* **What is asked**:
Copy out the lines below word for word, leaving the pictures out of your answer.

* **Given records**:
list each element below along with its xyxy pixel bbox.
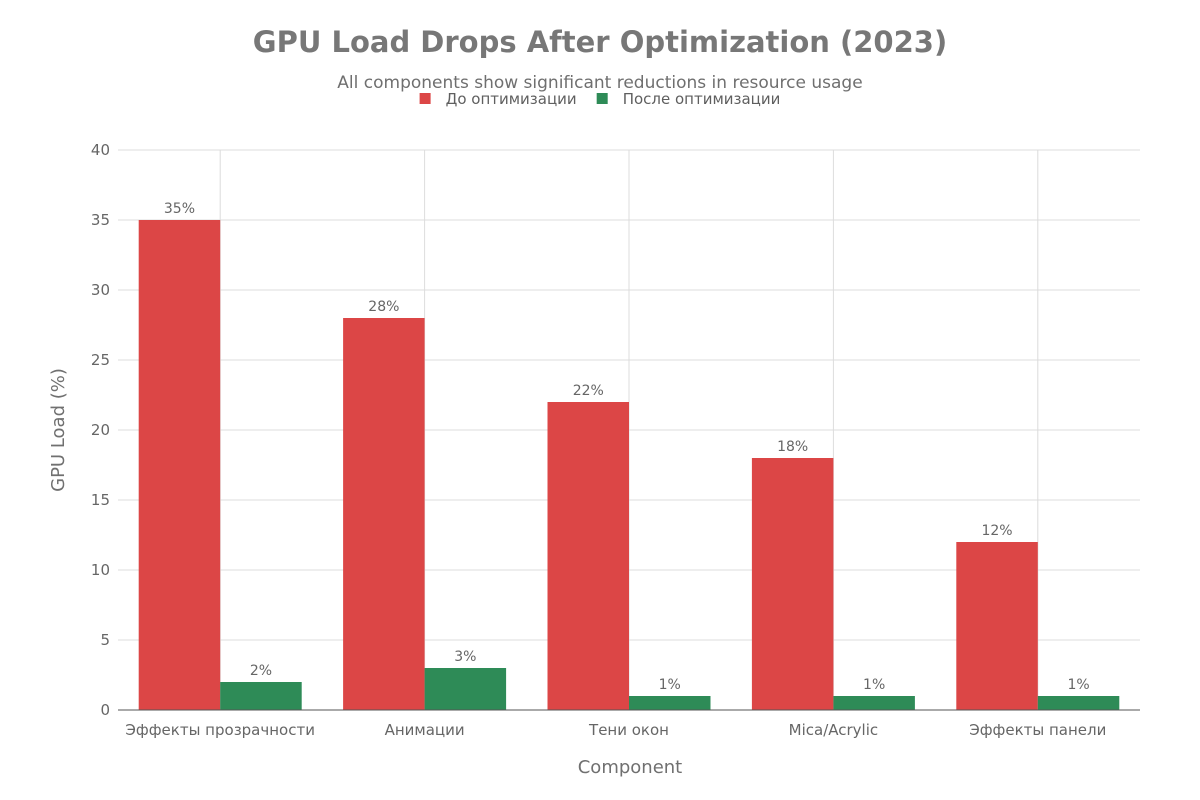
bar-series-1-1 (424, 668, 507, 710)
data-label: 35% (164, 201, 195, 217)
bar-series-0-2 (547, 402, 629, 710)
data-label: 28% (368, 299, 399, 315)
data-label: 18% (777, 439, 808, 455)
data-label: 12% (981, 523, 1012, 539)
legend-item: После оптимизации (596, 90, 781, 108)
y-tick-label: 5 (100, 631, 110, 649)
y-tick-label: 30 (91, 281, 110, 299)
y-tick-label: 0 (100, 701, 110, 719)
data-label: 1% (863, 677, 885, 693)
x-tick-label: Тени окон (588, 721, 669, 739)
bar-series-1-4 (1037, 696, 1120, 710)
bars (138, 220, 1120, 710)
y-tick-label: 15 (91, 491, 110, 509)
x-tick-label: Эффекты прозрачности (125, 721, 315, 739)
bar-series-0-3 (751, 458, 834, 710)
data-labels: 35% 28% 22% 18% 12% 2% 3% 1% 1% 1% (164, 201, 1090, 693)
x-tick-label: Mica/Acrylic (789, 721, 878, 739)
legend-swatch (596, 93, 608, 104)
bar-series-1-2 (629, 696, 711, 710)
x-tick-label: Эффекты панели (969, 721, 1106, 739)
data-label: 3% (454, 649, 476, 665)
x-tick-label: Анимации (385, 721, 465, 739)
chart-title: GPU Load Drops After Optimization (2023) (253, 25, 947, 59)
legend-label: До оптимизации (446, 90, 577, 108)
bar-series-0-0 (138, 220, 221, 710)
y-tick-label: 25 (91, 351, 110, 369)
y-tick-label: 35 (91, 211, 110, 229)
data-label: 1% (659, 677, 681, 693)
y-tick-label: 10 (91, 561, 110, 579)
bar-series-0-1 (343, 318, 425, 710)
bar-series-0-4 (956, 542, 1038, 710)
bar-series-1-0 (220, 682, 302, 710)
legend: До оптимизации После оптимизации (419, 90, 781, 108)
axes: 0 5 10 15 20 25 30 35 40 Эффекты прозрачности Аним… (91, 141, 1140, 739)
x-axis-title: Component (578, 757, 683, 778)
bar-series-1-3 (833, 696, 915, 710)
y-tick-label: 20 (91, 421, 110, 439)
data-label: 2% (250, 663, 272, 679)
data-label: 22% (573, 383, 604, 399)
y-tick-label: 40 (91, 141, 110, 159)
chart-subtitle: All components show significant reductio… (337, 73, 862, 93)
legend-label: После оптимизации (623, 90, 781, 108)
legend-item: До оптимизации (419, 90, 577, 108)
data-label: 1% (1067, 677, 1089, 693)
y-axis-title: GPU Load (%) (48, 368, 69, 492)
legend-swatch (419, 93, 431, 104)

* **Answer to the task**:
list each element below along with its xyxy pixel bbox.
bar-series-1-1 (424, 668, 507, 710)
data-label: 35% (164, 201, 195, 217)
bar-series-0-2 (547, 402, 629, 710)
data-label: 28% (368, 299, 399, 315)
data-label: 18% (777, 439, 808, 455)
data-label: 12% (981, 523, 1012, 539)
legend-item: После оптимизации (596, 90, 781, 108)
y-tick-label: 5 (100, 631, 110, 649)
y-tick-label: 30 (91, 281, 110, 299)
y-tick-label: 0 (100, 701, 110, 719)
data-label: 1% (863, 677, 885, 693)
x-tick-label: Тени окон (588, 721, 669, 739)
bar-series-1-4 (1037, 696, 1120, 710)
bars (138, 220, 1120, 710)
y-tick-label: 15 (91, 491, 110, 509)
x-tick-label: Эффекты прозрачности (125, 721, 315, 739)
bar-series-0-3 (751, 458, 834, 710)
data-labels: 35% 28% 22% 18% 12% 2% 3% 1% 1% 1% (164, 201, 1090, 693)
x-tick-label: Mica/Acrylic (789, 721, 878, 739)
legend-swatch (596, 93, 608, 104)
bar-series-1-2 (629, 696, 711, 710)
x-tick-label: Эффекты панели (969, 721, 1106, 739)
data-label: 3% (454, 649, 476, 665)
x-tick-label: Анимации (385, 721, 465, 739)
chart-title: GPU Load Drops After Optimization (2023) (253, 25, 947, 59)
legend-label: До оптимизации (446, 90, 577, 108)
bar-series-0-0 (138, 220, 221, 710)
y-tick-label: 25 (91, 351, 110, 369)
y-tick-label: 35 (91, 211, 110, 229)
data-label: 1% (659, 677, 681, 693)
y-tick-label: 10 (91, 561, 110, 579)
bar-series-0-1 (343, 318, 425, 710)
bar-series-0-4 (956, 542, 1038, 710)
bar-series-1-0 (220, 682, 302, 710)
legend: До оптимизации После оптимизации (419, 90, 781, 108)
axes: 0 5 10 15 20 25 30 35 40 Эффекты прозрачности Аним… (91, 141, 1140, 739)
x-axis-title: Component (578, 757, 683, 778)
bar-series-1-3 (833, 696, 915, 710)
y-tick-label: 20 (91, 421, 110, 439)
data-label: 2% (250, 663, 272, 679)
data-label: 22% (573, 383, 604, 399)
y-tick-label: 40 (91, 141, 110, 159)
chart-subtitle: All components show significant reductio… (337, 73, 862, 93)
legend-label: После оптимизации (623, 90, 781, 108)
legend-item: До оптимизации (419, 90, 577, 108)
data-label: 1% (1067, 677, 1089, 693)
y-axis-title: GPU Load (%) (48, 368, 69, 492)
legend-swatch (419, 93, 431, 104)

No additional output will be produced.